I think the way we enter and understand InputForm is syntax; FullForm is  
the way they're stored internally.

So Mathematica's pattern matching isn't what I'd call syntactical...  
unless you mean "syntactical on a hidden (though discoverable) level".

Bobby

On Sat, 02 Jan 2010 04:06:32 -0600, Leonid Shifrin <lshifr at gmail.com>  
wrote:

> Regarding this issue, I think I entirely agree with what David Bailey and
> other people said: I don't consider replacement rules as a mathematical  
> tool
> for end users, but rather as an inner layer of Mathematica, which is also
> exposed for flexibility / convenience and intended primarily to be used  
> by
> the more advanced users. In this way, they can implement some missing
> functionality themselves at their own risk without the need to wait for a
> new Mathematica release. It is stated in the documentation that rule
> substitution is purely syntax-based, and therefore not guaranteed to  
> always
> make sense.
>
> I don't see how this by itself makes the design inconsistent: either you  
> are
> the end-user without advanced Mathematica skills and then you have to  
> stick
> to the built-in commands like Conjugate designed specifically to deal  
> with
> the problem (complex conjugation here), or you use the lower-level tools
> like replacement rules but then you are on your own - the system will
> blindly do the replacements according to the syntax of your rules, and  
> it is
> then your responsibility to use them correctly. What I would agree with  
> is
> that the documentation could have made this borderline more clear-cut.  
> But I
> don't think that this is a problem on the level of design.
>
> Regards,
> Leonid
>
>
>
> On Fri, Jan 1, 2010 at 2:39 AM, Richard Fateman  
> <fateman at cs.berkeley.edu>wrote:
>
>> Leonid Shifrin wrote:
>> ...

- _REQUIRED TASKS_:
a - List every person named in the email exchange about Mathematica replacement rules.
b - Pick up the email exchange about Mathematica replacement rules where its last line stops.

- _RECORD EXCERPTS_:
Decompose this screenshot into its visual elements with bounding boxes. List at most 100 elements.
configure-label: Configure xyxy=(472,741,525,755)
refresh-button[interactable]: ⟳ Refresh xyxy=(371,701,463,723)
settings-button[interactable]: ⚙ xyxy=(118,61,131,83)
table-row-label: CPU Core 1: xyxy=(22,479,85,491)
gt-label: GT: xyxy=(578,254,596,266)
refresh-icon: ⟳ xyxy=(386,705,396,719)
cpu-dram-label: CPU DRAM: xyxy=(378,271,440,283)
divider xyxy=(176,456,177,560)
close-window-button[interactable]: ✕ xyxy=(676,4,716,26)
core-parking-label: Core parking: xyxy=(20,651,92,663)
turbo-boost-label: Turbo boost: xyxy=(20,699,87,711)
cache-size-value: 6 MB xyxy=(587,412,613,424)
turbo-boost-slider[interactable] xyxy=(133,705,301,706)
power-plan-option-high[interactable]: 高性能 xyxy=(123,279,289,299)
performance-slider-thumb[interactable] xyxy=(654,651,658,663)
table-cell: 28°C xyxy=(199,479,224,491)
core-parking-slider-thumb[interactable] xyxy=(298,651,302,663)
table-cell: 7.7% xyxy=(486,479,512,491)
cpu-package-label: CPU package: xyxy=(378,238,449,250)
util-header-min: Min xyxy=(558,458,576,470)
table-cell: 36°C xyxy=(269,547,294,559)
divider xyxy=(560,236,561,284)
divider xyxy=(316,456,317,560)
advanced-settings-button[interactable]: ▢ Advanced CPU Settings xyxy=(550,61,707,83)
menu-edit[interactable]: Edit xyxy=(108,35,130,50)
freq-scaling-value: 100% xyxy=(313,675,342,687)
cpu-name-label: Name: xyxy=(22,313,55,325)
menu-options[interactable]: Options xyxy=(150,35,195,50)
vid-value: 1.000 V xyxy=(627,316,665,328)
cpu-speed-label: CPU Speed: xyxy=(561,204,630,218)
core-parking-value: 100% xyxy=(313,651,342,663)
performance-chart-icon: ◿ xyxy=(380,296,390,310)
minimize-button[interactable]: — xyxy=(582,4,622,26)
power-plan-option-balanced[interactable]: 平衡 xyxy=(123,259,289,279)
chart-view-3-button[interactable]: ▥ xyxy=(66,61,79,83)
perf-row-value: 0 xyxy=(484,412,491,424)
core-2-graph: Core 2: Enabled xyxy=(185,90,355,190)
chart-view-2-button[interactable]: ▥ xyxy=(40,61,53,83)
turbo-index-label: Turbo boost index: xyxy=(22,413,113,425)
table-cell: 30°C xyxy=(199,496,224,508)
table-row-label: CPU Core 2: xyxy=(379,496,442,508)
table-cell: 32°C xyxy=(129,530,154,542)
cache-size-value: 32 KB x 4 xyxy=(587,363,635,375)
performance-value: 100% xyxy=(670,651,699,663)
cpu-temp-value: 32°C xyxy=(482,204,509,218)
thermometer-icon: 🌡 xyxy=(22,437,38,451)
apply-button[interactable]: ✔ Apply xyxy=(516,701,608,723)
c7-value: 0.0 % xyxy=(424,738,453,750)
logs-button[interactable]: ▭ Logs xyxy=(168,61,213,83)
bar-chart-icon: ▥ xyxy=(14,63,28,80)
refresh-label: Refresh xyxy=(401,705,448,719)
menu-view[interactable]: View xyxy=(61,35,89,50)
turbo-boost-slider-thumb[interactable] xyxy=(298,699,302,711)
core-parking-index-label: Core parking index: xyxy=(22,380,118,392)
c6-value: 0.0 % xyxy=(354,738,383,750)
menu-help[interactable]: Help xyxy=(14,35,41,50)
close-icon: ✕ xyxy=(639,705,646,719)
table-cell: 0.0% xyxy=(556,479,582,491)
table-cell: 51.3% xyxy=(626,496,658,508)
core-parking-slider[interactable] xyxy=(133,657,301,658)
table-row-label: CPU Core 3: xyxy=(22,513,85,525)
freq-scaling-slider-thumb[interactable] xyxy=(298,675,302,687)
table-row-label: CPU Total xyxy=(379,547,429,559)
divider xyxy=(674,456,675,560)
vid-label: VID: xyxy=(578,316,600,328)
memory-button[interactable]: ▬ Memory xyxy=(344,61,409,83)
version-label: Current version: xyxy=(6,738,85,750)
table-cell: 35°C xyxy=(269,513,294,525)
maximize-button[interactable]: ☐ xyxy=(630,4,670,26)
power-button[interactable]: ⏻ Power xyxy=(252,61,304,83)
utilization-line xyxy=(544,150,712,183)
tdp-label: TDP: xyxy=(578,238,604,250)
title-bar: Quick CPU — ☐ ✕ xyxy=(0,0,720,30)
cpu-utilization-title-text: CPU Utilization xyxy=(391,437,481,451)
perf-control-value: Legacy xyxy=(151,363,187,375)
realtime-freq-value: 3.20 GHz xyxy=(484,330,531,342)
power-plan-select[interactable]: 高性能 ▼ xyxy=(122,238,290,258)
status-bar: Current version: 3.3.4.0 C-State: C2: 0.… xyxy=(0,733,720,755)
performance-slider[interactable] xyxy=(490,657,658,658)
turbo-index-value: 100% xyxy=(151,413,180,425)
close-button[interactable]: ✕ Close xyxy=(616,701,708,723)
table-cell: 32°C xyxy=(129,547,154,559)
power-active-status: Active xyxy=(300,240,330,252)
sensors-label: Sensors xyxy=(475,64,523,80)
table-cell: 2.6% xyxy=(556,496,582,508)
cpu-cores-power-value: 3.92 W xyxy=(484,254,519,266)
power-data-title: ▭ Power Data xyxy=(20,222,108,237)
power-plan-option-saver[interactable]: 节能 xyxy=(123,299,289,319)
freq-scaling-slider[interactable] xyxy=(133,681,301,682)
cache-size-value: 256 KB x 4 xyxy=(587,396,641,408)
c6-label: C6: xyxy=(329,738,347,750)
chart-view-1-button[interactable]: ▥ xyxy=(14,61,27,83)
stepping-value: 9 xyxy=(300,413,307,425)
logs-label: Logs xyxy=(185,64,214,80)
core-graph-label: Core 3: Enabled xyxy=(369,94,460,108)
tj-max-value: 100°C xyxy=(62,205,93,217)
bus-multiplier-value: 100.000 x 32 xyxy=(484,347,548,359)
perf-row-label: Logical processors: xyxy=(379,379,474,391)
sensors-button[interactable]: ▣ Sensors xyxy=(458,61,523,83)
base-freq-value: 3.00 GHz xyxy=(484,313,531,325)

- _RESULTS BY TASK_:
a - Bobby; Leonid Shifrin; David Bailey; Richard Fateman

b -
>>
>> >
>> > I think that there are not many more objects in Mathematica which are  
>> as
>> > tricky as <I> or Infinity in terms of pattern-matching.
>>
>>
>> I agree.
>> That's why it can be fixed.
>>
>> Here's a beginning of a short list for the "we're not just talking
>> syntactic replacement-- version of substitution":
>>
>> If the user says   -i --> i,   then do  Complex[a_,-b_] -> Complex[a,b].
>> If the user says   x^2 --> y,  then do  x^(-2)-> 1/y    also.
>>
>> I assume this list can be enlarged somewhat, and could even be left
>> open-ended by user option of some sort.  [e.g. should x^2--> y   also
>> change x^3 to x*y?   or to y^(3/2) or ....]
>>
>> ....
>>
>> >  It would perhaps be nice if such
>> > cases were more systematically documented, but they have nothing to do
>> with
>> > bugs,
>>
>> You are right if you mean  "bug in Mathematica implementation of
>> intended design"  (this is not such a bug).
>>
>> But there is another concept:
>> "bug in Mathematica design, contrary to reasonable mathematical
>> expectation"
>> (this IS such a bug).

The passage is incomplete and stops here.